◆ Job
Pull every line containing the word "this" from the records.

◆ Data to process
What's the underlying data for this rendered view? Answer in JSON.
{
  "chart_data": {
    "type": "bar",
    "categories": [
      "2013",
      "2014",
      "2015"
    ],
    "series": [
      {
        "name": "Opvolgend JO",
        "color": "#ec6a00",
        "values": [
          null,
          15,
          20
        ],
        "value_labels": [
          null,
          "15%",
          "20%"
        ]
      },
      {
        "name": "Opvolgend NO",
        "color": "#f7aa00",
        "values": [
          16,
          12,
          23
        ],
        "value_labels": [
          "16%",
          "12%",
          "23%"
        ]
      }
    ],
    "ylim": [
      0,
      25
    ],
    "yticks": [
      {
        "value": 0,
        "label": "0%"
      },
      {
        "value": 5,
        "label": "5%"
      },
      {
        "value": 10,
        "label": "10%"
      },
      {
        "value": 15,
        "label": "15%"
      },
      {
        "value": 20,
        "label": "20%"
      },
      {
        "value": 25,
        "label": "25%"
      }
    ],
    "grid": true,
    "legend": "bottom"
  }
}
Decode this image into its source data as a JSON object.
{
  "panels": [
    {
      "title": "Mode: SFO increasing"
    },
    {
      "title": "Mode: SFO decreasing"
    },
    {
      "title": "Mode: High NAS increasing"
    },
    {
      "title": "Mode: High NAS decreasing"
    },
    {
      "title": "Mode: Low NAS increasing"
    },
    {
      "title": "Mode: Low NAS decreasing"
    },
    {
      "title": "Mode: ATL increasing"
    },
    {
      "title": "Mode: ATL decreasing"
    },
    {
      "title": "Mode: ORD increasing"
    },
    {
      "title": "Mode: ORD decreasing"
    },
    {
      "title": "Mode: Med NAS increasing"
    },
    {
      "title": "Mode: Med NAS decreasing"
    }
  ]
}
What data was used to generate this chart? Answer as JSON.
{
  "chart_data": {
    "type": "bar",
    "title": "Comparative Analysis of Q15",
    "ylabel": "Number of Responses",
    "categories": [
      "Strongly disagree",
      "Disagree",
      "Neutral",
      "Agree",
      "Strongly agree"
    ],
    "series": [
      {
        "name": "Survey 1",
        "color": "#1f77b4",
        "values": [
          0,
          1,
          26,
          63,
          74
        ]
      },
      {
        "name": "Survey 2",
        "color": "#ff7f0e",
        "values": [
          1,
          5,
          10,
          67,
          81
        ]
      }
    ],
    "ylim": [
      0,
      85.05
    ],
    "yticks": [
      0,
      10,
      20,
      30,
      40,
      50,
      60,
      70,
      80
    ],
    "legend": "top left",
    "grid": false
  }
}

◆ Full response
What's the underlying data for this rendered view? Answer in JSON.
Decode this image into its source data as a JSON object.
What data was used to generate this chart? Answer as JSON.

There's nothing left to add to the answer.